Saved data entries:
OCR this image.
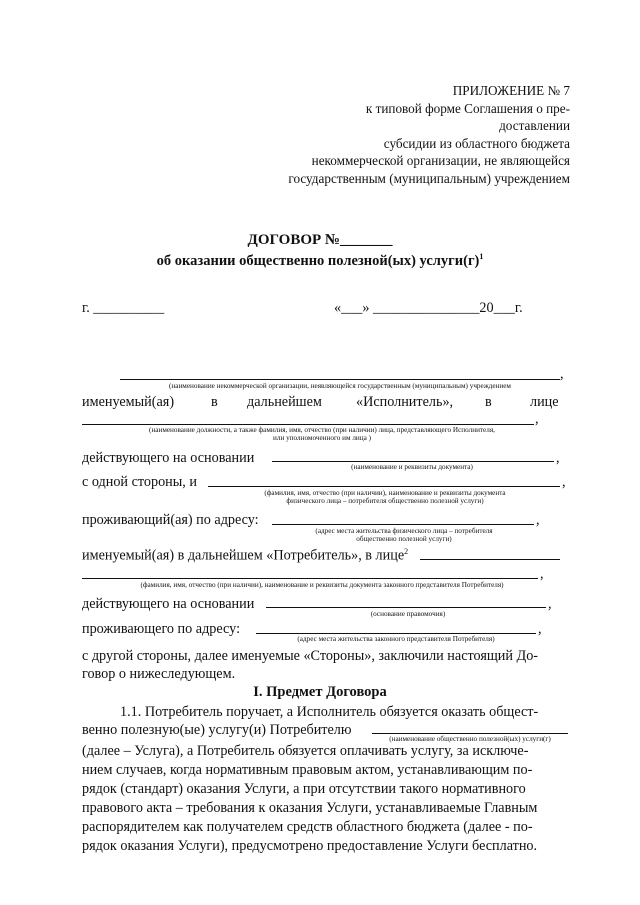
ПРИЛОЖЕНИЕ № 7
к типовой форме Соглашения о пре-
доставлении
субсидии из областного бюджета
некоммерческой организации, не являющейся
государственным (муниципальным) учреждением
ДОГОВОР №_______
об оказании общественно полезной(ых) $услуги(г)^1$
г. __________	«___» _______________20___г.
,
(наименование некоммерческой организации, неявляющейся государственным (муниципальным) учреждением
именуемый(ая)	в дальнейшем «Исполнитель», в	лице
,
(наименование должности, а также фамилия, имя, отчество (при наличии) лица, представляющего Исполнителя,
или уполномоченного им лица )
действующего на основании	,
(наименование и реквизиты документа)
с одной стороны, и	,
(фамилия, имя, отчество (при наличии), наименование и реквизиты документа
физического лица – потребителя общественно полезной услуги)
проживающий(ая) по адресу:	,
(адрес места жительства физического лица – потребителя
общественно полезной услуги)
именуемый(ая) в дальнейшем «Потребитель», в лице$^2$
,
(фамилия, имя, отчество (при наличии), наименование и реквизиты документа законного представителя Потребителя)
действующего на основании	,
(основание правомочия)
проживающего по адресу:	,
(адрес места жительства законного представителя Потребителя)
с другой стороны, далее именуемые «Стороны», заключили настоящий До-
говор о нижеследующем.
I. Предмет Договора
1.1. Потребитель поручает, а Исполнитель обязуется оказать общест-
венно полезную(ые) услугу(и) Потребителю
(наименование общественно полезной(ых) услуги(г)
(далее – Услуга), а Потребитель обязуется оплачивать услугу, за исключе-
нием случаев, когда нормативным правовым актом, устанавливающим по-
рядок (стандарт) оказания Услуги, а при отсутствии такого нормативного
правового акта – требования к оказания Услуги, устанавливаемые Главным
распорядителем как получателем средств областного бюджета (далее - по-
рядок оказания Услуги), предусмотрено предоставление Услуги бесплатно.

#### Exercise prompt
In the listing above, find each line with the word "муниципальным" and copy it.

#### The reply
государственным (муниципальным) учреждением
(наименование некоммерческой организации, неявляющейся государственным (муниципальным) учреждением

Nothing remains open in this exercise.